— start Entries supplied —

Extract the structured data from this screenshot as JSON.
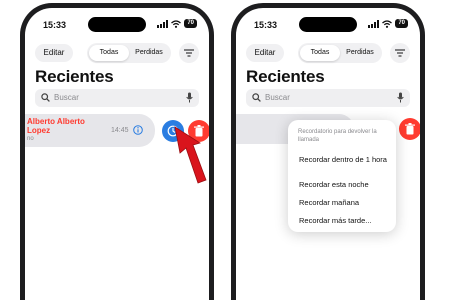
{
  "status": {
    "time": "15:33",
    "battery": "70"
  },
  "toolbar": {
    "edit_label": "Editar",
    "segments": [
      "Todas",
      "Perdidas"
    ]
  },
  "page": {
    "title": "Recientes"
  },
  "search": {
    "placeholder": "Buscar"
  },
  "call": {
    "name": "Alberto Alberto\nLopez",
    "subtitle": "no",
    "time": "14:45"
  },
  "reminder_menu": {
    "header": "Recordatorio para devolver la llamada",
    "items": [
      "Recordar dentro de 1 hora",
      "Recordar esta noche",
      "Recordar mañana",
      "Recordar más tarde..."
    ]
  },
  "colors": {
    "missed_call": "#ff3b30",
    "remind_button": "#2a7de1",
    "delete_button": "#ff3b30",
    "arrow": "#d9141c"
  },
  "icons": {
    "filter": "filter-icon",
    "search": "search-icon",
    "mic": "mic-icon",
    "info": "info-icon",
    "reminder": "clock-icon",
    "delete": "trash-icon"
  }
}
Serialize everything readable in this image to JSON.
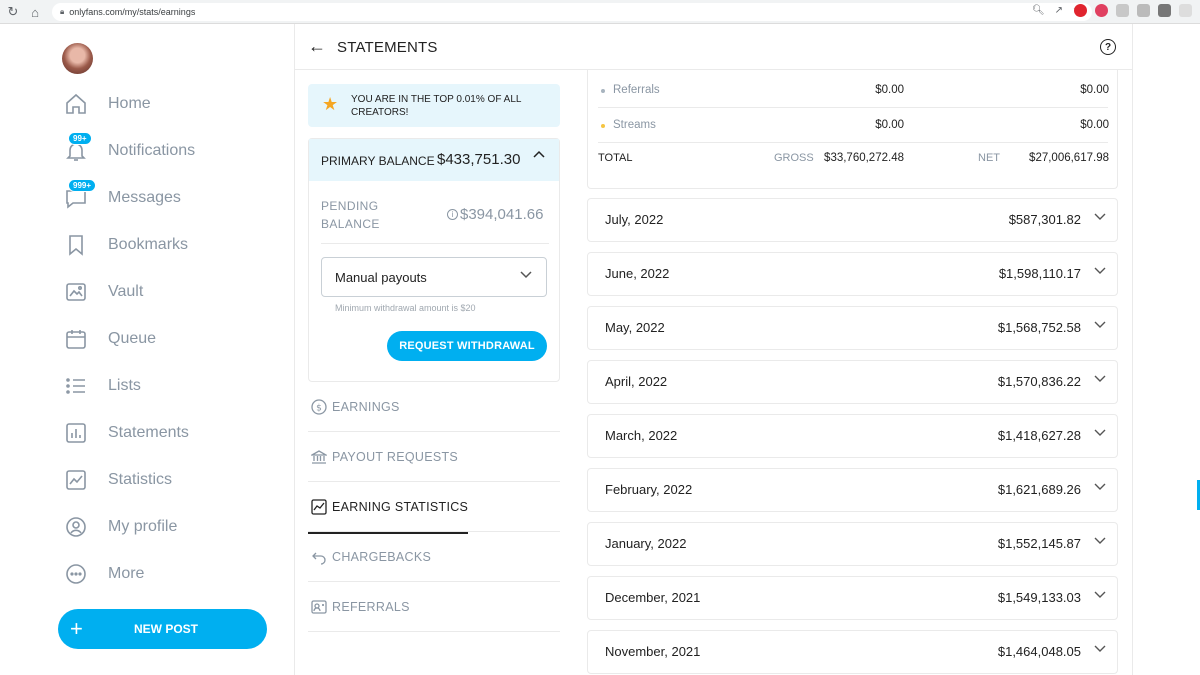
{
  "browser": {
    "url": "onlyfans.com/my/stats/earnings"
  },
  "sidebar": {
    "items": [
      {
        "label": "Home",
        "icon": "home-icon"
      },
      {
        "label": "Notifications",
        "icon": "bell-icon",
        "badge": "99+"
      },
      {
        "label": "Messages",
        "icon": "message-icon",
        "badge": "999+"
      },
      {
        "label": "Bookmarks",
        "icon": "bookmark-icon"
      },
      {
        "label": "Vault",
        "icon": "vault-icon"
      },
      {
        "label": "Queue",
        "icon": "calendar-icon"
      },
      {
        "label": "Lists",
        "icon": "list-icon"
      },
      {
        "label": "Statements",
        "icon": "statements-icon"
      },
      {
        "label": "Statistics",
        "icon": "statistics-icon"
      },
      {
        "label": "My profile",
        "icon": "profile-icon"
      },
      {
        "label": "More",
        "icon": "more-icon"
      }
    ],
    "new_post_label": "NEW POST"
  },
  "header": {
    "title": "STATEMENTS"
  },
  "banner": {
    "text": "YOU ARE IN THE TOP 0.01% OF ALL CREATORS!"
  },
  "balance": {
    "primary_label": "PRIMARY BALANCE",
    "primary_amount": "$433,751.30",
    "pending_label": "PENDING BALANCE",
    "pending_amount": "$394,041.66",
    "payout_select_value": "Manual payouts",
    "min_note": "Minimum withdrawal amount is $20",
    "withdraw_label": "REQUEST WITHDRAWAL"
  },
  "menu": [
    {
      "label": "EARNINGS",
      "icon": "dollar-icon"
    },
    {
      "label": "PAYOUT REQUESTS",
      "icon": "bank-icon"
    },
    {
      "label": "EARNING STATISTICS",
      "icon": "chart-icon"
    },
    {
      "label": "CHARGEBACKS",
      "icon": "undo-icon"
    },
    {
      "label": "REFERRALS",
      "icon": "referral-icon"
    }
  ],
  "summary": {
    "rows": [
      {
        "name": "Referrals",
        "gross": "$0.00",
        "net": "$0.00",
        "dot_color": "#a8b4bf"
      },
      {
        "name": "Streams",
        "gross": "$0.00",
        "net": "$0.00",
        "dot_color": "#f5c542"
      }
    ],
    "total_label": "TOTAL",
    "gross_label": "GROSS",
    "gross_value": "$33,760,272.48",
    "net_label": "NET",
    "net_value": "$27,006,617.98"
  },
  "months": [
    {
      "name": "July, 2022",
      "amount": "$587,301.82"
    },
    {
      "name": "June, 2022",
      "amount": "$1,598,110.17"
    },
    {
      "name": "May, 2022",
      "amount": "$1,568,752.58"
    },
    {
      "name": "April, 2022",
      "amount": "$1,570,836.22"
    },
    {
      "name": "March, 2022",
      "amount": "$1,418,627.28"
    },
    {
      "name": "February, 2022",
      "amount": "$1,621,689.26"
    },
    {
      "name": "January, 2022",
      "amount": "$1,552,145.87"
    },
    {
      "name": "December, 2021",
      "amount": "$1,549,133.03"
    },
    {
      "name": "November, 2021",
      "amount": "$1,464,048.05"
    }
  ],
  "colors": {
    "accent": "#00aff0",
    "muted": "#8a96a3",
    "highlight_bg": "#e6f6fc"
  }
}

— end Entries supplied —

Stated exercise → The records above should be reproduced exactly, with no pictures included.

Task answer →
Extract the structured data from this screenshot as JSON.
{
  "status": {
    "time": "15:33",
    "battery": "70"
  },
  "toolbar": {
    "edit_label": "Editar",
    "segments": [
      "Todas",
      "Perdidas"
    ]
  },
  "page": {
    "title": "Recientes"
  },
  "search": {
    "placeholder": "Buscar"
  },
  "call": {
    "name": "Alberto Alberto\nLopez",
    "subtitle": "no",
    "time": "14:45"
  },
  "reminder_menu": {
    "header": "Recordatorio para devolver la llamada",
    "items": [
      "Recordar dentro de 1 hora",
      "Recordar esta noche",
      "Recordar mañana",
      "Recordar más tarde..."
    ]
  },
  "colors": {
    "missed_call": "#ff3b30",
    "remind_button": "#2a7de1",
    "delete_button": "#ff3b30",
    "arrow": "#d9141c"
  },
  "icons": {
    "filter": "filter-icon",
    "search": "search-icon",
    "mic": "mic-icon",
    "info": "info-icon",
    "reminder": "clock-icon",
    "delete": "trash-icon"
  }
}
Serialize everything readable in this image to JSON.
{
  "browser": {
    "url": "onlyfans.com/my/stats/earnings"
  },
  "sidebar": {
    "items": [
      {
        "label": "Home",
        "icon": "home-icon"
      },
      {
        "label": "Notifications",
        "icon": "bell-icon",
        "badge": "99+"
      },
      {
        "label": "Messages",
        "icon": "message-icon",
        "badge": "999+"
      },
      {
        "label": "Bookmarks",
        "icon": "bookmark-icon"
      },
      {
        "label": "Vault",
        "icon": "vault-icon"
      },
      {
        "label": "Queue",
        "icon": "calendar-icon"
      },
      {
        "label": "Lists",
        "icon": "list-icon"
      },
      {
        "label": "Statements",
        "icon": "statements-icon"
      },
      {
        "label": "Statistics",
        "icon": "statistics-icon"
      },
      {
        "label": "My profile",
        "icon": "profile-icon"
      },
      {
        "label": "More",
        "icon": "more-icon"
      }
    ],
    "new_post_label": "NEW POST"
  },
  "header": {
    "title": "STATEMENTS"
  },
  "banner": {
    "text": "YOU ARE IN THE TOP 0.01% OF ALL CREATORS!"
  },
  "balance": {
    "primary_label": "PRIMARY BALANCE",
    "primary_amount": "$433,751.30",
    "pending_label": "PENDING BALANCE",
    "pending_amount": "$394,041.66",
    "payout_select_value": "Manual payouts",
    "min_note": "Minimum withdrawal amount is $20",
    "withdraw_label": "REQUEST WITHDRAWAL"
  },
  "menu": [
    {
      "label": "EARNINGS",
      "icon": "dollar-icon"
    },
    {
      "label": "PAYOUT REQUESTS",
      "icon": "bank-icon"
    },
    {
      "label": "EARNING STATISTICS",
      "icon": "chart-icon"
    },
    {
      "label": "CHARGEBACKS",
      "icon": "undo-icon"
    },
    {
      "label": "REFERRALS",
      "icon": "referral-icon"
    }
  ],
  "summary": {
    "rows": [
      {
        "name": "Referrals",
        "gross": "$0.00",
        "net": "$0.00",
        "dot_color": "#a8b4bf"
      },
      {
        "name": "Streams",
        "gross": "$0.00",
        "net": "$0.00",
        "dot_color": "#f5c542"
      }
    ],
    "total_label": "TOTAL",
    "gross_label": "GROSS",
    "gross_value": "$33,760,272.48",
    "net_label": "NET",
    "net_value": "$27,006,617.98"
  },
  "months": [
    {
      "name": "July, 2022",
      "amount": "$587,301.82"
    },
    {
      "name": "June, 2022",
      "amount": "$1,598,110.17"
    },
    {
      "name": "May, 2022",
      "amount": "$1,568,752.58"
    },
    {
      "name": "April, 2022",
      "amount": "$1,570,836.22"
    },
    {
      "name": "March, 2022",
      "amount": "$1,418,627.28"
    },
    {
      "name": "February, 2022",
      "amount": "$1,621,689.26"
    },
    {
      "name": "January, 2022",
      "amount": "$1,552,145.87"
    },
    {
      "name": "December, 2021",
      "amount": "$1,549,133.03"
    },
    {
      "name": "November, 2021",
      "amount": "$1,464,048.05"
    }
  ],
  "colors": {
    "accent": "#00aff0",
    "muted": "#8a96a3",
    "highlight_bg": "#e6f6fc"
  }
}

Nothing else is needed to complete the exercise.